[Exercise brief] In the material below, the lines containing the word "Follow" are required; copy each of them.
# # # # #
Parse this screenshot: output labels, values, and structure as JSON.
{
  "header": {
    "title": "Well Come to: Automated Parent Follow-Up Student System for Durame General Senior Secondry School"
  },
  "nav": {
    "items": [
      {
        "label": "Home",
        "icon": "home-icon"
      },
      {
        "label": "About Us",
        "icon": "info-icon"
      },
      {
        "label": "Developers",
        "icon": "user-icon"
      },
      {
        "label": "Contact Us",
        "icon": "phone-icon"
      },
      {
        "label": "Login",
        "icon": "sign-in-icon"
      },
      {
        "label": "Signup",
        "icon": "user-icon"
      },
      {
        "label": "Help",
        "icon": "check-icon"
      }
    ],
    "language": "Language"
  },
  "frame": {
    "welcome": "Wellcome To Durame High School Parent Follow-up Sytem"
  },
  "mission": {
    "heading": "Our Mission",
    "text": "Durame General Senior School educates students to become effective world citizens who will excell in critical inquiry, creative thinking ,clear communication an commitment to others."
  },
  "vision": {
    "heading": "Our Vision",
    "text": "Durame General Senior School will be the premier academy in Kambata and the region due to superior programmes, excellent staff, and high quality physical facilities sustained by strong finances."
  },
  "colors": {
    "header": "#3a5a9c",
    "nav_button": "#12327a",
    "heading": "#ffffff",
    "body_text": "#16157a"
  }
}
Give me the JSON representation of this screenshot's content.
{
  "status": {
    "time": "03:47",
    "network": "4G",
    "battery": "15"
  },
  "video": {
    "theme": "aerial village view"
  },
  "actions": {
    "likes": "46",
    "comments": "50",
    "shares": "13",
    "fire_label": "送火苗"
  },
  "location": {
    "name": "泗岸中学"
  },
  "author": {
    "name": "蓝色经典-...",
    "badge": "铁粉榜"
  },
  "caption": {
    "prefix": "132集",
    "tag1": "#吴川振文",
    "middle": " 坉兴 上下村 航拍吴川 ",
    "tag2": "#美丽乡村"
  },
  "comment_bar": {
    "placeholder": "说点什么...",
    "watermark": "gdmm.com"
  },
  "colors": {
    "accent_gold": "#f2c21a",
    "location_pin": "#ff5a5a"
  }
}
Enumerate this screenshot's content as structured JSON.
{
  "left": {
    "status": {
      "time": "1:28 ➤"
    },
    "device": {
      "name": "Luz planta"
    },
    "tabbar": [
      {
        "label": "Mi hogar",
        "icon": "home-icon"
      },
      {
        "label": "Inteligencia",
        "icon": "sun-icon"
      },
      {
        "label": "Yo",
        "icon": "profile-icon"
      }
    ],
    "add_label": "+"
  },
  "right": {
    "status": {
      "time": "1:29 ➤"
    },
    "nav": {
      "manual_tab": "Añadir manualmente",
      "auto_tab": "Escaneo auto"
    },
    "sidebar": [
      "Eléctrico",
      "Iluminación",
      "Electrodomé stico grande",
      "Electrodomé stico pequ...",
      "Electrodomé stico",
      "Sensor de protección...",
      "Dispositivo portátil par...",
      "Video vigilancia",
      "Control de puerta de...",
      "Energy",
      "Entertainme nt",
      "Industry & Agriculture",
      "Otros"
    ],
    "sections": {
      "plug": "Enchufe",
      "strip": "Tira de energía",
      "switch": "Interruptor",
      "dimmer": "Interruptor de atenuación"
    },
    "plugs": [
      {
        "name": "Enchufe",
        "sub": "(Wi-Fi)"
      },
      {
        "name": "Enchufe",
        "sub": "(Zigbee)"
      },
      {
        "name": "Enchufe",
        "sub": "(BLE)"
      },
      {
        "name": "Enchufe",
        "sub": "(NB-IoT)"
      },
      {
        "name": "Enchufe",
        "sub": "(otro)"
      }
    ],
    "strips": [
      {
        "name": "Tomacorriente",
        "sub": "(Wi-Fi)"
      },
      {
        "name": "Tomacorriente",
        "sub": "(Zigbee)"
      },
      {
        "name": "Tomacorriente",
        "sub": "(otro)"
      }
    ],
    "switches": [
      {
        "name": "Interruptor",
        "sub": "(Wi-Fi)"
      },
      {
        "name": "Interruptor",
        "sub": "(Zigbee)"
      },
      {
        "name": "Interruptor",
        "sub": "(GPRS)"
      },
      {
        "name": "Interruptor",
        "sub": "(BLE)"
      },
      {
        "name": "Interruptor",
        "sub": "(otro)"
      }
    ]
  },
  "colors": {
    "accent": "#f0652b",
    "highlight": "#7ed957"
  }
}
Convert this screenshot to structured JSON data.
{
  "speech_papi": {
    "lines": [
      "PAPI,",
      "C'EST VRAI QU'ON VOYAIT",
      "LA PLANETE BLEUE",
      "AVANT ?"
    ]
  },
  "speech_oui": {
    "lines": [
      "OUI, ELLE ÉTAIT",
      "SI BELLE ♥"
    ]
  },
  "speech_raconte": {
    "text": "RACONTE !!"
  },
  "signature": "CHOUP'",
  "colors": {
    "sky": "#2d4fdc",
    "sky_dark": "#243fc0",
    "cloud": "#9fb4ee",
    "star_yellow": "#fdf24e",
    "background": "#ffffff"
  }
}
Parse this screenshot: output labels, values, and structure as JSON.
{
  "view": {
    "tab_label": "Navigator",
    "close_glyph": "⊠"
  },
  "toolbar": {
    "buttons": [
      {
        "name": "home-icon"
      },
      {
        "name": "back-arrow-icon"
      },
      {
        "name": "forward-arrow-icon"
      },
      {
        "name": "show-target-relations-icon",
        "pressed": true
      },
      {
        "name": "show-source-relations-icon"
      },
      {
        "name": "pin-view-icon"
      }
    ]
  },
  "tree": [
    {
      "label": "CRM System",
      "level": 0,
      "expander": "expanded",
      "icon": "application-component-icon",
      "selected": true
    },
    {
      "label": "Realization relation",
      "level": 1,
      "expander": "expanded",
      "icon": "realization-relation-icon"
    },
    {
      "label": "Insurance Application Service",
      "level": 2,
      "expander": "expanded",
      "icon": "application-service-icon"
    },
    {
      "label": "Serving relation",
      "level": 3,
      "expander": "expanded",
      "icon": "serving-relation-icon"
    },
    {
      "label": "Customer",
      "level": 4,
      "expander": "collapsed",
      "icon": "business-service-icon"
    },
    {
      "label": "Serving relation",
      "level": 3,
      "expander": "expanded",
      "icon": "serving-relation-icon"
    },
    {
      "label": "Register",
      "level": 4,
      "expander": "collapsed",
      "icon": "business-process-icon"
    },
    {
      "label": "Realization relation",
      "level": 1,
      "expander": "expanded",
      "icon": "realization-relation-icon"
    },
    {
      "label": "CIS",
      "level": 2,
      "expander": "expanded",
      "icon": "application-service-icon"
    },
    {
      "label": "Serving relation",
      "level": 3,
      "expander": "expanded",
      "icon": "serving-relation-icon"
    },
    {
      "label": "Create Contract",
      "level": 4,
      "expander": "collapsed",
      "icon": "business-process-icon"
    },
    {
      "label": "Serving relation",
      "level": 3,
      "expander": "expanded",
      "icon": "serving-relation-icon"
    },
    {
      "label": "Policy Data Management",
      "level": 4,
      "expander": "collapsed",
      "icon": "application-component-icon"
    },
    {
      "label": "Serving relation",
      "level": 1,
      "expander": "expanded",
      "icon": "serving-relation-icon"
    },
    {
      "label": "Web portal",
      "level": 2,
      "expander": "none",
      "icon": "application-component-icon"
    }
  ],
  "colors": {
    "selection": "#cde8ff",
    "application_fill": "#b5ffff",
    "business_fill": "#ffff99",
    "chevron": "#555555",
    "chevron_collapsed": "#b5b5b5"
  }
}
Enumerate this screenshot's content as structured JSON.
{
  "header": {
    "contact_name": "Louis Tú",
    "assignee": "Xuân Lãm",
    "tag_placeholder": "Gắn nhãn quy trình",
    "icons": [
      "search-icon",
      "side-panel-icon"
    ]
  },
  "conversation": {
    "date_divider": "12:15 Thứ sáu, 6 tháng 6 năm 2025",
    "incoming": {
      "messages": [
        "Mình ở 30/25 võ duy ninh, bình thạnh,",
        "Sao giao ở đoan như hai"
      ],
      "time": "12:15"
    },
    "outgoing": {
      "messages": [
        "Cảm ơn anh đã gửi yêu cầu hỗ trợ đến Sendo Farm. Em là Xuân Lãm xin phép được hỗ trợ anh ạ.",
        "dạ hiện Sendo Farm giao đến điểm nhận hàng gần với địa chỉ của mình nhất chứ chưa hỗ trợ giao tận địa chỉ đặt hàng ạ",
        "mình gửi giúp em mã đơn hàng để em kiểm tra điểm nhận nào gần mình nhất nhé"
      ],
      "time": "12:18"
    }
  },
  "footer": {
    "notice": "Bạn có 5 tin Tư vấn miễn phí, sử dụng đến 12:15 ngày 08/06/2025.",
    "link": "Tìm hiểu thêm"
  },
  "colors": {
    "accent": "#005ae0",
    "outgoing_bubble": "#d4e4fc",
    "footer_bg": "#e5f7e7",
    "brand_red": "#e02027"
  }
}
# # # # #
[Exercise response]
    "title": "Well Come to: Automated Parent Follow-Up Student System for Durame General Senior Secondry School"
    "welcome": "Wellcome To Durame High School Parent Follow-up Sytem"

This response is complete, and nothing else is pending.